» What is needed: Reproduce the rows verbatim, from the first one through the line that contains "phone-icon bbox=[373, 57, 379, 63]", including that line.

» Input for this task:
* * * *

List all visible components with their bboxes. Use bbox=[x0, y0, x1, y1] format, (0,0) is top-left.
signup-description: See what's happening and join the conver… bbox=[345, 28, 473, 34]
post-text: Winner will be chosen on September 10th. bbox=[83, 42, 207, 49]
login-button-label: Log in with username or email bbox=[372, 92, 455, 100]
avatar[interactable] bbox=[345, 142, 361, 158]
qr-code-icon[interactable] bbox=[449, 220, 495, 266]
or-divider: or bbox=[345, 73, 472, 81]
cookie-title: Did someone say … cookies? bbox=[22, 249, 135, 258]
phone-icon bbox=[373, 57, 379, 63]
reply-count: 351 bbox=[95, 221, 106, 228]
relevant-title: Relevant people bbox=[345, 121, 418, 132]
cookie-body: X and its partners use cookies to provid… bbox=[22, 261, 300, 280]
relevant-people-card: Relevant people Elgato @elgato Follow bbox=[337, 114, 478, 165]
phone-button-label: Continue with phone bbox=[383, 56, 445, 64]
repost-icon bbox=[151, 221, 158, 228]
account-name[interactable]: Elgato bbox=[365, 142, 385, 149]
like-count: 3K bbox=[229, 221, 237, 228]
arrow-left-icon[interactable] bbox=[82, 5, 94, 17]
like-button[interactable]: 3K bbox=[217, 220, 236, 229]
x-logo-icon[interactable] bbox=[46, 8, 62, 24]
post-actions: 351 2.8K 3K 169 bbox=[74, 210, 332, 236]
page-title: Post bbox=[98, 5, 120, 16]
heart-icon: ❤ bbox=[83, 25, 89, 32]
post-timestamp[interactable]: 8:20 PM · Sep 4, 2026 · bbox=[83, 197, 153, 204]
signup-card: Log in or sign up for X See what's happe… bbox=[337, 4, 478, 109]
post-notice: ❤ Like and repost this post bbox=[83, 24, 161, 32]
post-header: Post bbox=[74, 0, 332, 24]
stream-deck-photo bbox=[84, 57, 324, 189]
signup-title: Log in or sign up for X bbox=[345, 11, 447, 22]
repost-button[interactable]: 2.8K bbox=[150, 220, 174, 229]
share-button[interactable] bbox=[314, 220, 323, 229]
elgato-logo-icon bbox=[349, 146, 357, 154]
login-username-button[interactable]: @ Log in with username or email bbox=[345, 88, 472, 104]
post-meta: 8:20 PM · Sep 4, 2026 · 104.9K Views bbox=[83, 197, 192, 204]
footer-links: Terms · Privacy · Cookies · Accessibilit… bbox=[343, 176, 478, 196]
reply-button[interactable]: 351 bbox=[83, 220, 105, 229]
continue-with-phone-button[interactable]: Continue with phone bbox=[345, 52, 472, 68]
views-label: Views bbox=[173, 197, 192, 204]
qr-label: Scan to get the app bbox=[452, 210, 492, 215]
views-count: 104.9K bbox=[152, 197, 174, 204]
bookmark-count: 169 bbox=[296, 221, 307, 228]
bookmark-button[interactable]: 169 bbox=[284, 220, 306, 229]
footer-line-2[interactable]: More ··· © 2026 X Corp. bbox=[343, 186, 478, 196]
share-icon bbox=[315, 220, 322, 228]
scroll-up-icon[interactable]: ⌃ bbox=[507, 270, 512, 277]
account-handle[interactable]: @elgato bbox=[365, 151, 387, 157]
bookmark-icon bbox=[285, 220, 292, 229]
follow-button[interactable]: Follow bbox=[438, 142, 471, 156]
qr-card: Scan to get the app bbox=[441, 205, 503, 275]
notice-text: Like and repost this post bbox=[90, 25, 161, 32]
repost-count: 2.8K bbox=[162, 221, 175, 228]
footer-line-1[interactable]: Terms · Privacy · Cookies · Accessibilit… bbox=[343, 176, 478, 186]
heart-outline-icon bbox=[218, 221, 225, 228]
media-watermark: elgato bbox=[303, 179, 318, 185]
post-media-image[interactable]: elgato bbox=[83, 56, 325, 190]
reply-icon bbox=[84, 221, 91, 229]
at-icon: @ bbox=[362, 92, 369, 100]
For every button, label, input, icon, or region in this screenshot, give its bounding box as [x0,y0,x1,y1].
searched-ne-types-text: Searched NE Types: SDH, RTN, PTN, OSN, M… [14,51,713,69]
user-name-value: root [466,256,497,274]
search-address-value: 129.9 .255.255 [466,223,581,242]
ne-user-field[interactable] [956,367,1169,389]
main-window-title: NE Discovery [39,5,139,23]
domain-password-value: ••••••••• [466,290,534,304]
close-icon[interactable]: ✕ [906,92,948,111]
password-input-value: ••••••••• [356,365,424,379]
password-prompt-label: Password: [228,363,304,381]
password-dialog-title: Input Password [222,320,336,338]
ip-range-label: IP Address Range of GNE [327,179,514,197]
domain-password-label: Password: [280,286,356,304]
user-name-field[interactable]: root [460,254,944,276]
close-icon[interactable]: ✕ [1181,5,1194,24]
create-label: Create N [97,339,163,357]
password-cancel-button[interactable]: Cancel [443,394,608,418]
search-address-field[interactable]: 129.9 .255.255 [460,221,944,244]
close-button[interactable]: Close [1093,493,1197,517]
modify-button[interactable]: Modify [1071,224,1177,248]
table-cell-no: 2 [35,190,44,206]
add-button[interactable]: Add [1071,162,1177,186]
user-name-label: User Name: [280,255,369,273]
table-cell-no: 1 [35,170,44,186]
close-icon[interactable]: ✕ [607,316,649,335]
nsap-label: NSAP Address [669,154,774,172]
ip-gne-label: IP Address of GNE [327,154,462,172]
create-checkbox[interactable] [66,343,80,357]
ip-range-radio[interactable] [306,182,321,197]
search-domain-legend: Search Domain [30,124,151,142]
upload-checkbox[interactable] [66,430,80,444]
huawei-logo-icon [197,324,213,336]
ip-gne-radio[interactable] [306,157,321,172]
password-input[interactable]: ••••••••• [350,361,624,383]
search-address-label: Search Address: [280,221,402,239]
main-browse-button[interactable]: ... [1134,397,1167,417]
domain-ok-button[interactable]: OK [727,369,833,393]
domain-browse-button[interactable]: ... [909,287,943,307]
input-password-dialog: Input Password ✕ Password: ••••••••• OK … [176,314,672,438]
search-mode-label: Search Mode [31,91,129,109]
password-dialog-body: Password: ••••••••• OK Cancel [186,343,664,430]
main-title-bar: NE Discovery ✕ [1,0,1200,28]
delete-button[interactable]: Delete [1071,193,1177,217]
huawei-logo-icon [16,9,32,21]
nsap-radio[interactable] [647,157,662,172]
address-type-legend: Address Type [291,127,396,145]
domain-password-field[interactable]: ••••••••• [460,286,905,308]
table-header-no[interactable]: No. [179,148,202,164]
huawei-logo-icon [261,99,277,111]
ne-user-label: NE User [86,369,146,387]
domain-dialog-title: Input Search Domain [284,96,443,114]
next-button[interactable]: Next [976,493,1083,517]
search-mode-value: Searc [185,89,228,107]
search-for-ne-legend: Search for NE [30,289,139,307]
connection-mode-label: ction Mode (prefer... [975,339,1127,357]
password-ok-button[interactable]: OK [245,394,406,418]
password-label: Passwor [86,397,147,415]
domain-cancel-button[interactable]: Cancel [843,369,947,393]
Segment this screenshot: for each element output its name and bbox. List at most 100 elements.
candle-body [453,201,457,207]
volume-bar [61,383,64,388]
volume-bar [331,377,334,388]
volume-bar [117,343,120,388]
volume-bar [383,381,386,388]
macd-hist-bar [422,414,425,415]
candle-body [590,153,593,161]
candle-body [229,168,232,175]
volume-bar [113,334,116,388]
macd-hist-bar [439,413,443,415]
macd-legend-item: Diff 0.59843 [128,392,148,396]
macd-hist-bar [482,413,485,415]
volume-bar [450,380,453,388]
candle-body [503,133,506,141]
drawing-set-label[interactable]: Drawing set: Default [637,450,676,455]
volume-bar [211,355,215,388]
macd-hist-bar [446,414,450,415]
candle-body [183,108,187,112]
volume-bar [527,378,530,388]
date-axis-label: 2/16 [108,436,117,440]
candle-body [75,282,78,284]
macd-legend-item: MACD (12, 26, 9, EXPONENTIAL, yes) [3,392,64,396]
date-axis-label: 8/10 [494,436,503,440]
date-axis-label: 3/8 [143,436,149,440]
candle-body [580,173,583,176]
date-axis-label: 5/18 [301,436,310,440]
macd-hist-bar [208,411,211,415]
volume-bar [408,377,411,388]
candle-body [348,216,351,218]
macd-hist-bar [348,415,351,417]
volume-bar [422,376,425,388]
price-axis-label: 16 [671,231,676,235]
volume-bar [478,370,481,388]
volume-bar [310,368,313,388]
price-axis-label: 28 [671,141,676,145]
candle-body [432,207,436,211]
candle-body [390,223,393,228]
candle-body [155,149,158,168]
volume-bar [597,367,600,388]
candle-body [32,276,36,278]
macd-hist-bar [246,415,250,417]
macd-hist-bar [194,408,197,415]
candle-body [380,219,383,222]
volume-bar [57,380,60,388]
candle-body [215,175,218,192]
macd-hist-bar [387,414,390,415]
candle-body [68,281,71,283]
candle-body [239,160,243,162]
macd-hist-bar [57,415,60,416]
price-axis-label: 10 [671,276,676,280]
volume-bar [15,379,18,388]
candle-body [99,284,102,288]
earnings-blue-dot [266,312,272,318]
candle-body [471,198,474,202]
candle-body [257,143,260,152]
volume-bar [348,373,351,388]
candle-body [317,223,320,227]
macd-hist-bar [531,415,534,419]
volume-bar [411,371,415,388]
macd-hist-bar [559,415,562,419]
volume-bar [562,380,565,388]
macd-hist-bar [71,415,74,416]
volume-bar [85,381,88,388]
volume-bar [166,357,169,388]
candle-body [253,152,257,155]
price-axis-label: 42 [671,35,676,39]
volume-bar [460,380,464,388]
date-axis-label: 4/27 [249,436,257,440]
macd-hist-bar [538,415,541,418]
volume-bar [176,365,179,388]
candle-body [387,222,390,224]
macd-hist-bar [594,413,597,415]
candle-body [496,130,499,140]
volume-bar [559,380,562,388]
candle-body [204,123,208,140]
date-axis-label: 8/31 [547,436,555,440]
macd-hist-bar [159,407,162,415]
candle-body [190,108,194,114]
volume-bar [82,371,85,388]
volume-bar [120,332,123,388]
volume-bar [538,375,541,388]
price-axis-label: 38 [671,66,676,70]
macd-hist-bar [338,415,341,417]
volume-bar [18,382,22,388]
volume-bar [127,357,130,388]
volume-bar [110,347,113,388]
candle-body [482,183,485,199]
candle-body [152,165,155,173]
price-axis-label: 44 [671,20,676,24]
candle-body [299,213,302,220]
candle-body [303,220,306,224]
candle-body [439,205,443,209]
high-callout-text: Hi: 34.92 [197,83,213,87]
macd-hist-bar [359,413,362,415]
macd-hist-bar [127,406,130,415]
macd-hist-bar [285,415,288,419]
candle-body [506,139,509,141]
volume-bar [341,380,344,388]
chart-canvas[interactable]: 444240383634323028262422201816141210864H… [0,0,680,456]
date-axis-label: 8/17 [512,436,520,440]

* * * *

» Final answer:
List all visible components with their bboxes. Use bbox=[x0, y0, x1, y1] format, (0,0) is top-left.
signup-description: See what's happening and join the conver… bbox=[345, 28, 473, 34]
post-text: Winner will be chosen on September 10th. bbox=[83, 42, 207, 49]
login-button-label: Log in with username or email bbox=[372, 92, 455, 100]
avatar[interactable] bbox=[345, 142, 361, 158]
qr-code-icon[interactable] bbox=[449, 220, 495, 266]
or-divider: or bbox=[345, 73, 472, 81]
cookie-title: Did someone say … cookies? bbox=[22, 249, 135, 258]
phone-icon bbox=[373, 57, 379, 63]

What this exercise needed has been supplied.